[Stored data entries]
_ _ _

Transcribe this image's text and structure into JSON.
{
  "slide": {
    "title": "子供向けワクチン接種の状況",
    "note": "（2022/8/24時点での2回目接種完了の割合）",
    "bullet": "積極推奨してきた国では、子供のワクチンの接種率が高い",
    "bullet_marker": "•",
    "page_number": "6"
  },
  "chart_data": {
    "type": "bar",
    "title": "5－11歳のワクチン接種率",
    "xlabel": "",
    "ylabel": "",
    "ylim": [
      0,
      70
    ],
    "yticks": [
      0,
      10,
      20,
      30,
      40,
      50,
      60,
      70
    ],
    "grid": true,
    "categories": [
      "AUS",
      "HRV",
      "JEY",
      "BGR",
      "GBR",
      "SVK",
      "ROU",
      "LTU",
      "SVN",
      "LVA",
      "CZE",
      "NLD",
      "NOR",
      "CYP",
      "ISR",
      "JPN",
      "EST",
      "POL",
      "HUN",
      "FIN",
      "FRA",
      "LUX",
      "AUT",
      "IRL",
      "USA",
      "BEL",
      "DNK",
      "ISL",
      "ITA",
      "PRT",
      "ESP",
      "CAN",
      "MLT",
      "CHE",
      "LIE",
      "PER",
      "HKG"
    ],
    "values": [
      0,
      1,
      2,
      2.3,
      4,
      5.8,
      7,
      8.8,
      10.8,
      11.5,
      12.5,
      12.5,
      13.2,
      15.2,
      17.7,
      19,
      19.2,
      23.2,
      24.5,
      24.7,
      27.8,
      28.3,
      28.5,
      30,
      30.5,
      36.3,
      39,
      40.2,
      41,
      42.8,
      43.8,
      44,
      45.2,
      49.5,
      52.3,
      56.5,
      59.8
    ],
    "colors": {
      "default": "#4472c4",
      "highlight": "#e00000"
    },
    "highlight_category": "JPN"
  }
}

_ _ _

--- STATED GOAL ---
The entries above must be returned exactly.

--- THE RESULT ---
Transcribe this image's text and structure into JSON.
{
  "slide": {
    "title": "子供向けワクチン接種の状況",
    "note": "（2022/8/24時点での2回目接種完了の割合）",
    "bullet": "積極推奨してきた国では、子供のワクチンの接種率が高い",
    "bullet_marker": "•",
    "page_number": "6"
  },
  "chart_data": {
    "type": "bar",
    "title": "5－11歳のワクチン接種率",
    "xlabel": "",
    "ylabel": "",
    "ylim": [
      0,
      70
    ],
    "yticks": [
      0,
      10,
      20,
      30,
      40,
      50,
      60,
      70
    ],
    "grid": true,
    "categories": [
      "AUS",
      "HRV",
      "JEY",
      "BGR",
      "GBR",
      "SVK",
      "ROU",
      "LTU",
      "SVN",
      "LVA",
      "CZE",
      "NLD",
      "NOR",
      "CYP",
      "ISR",
      "JPN",
      "EST",
      "POL",
      "HUN",
      "FIN",
      "FRA",
      "LUX",
      "AUT",
      "IRL",
      "USA",
      "BEL",
      "DNK",
      "ISL",
      "ITA",
      "PRT",
      "ESP",
      "CAN",
      "MLT",
      "CHE",
      "LIE",
      "PER",
      "HKG"
    ],
    "values": [
      0,
      1,
      2,
      2.3,
      4,
      5.8,
      7,
      8.8,
      10.8,
      11.5,
      12.5,
      12.5,
      13.2,
      15.2,
      17.7,
      19,
      19.2,
      23.2,
      24.5,
      24.7,
      27.8,
      28.3,
      28.5,
      30,
      30.5,
      36.3,
      39,
      40.2,
      41,
      42.8,
      43.8,
      44,
      45.2,
      49.5,
      52.3,
      56.5,
      59.8
    ],
    "colors": {
      "default": "#4472c4",
      "highlight": "#e00000"
    },
    "highlight_category": "JPN"
  }
}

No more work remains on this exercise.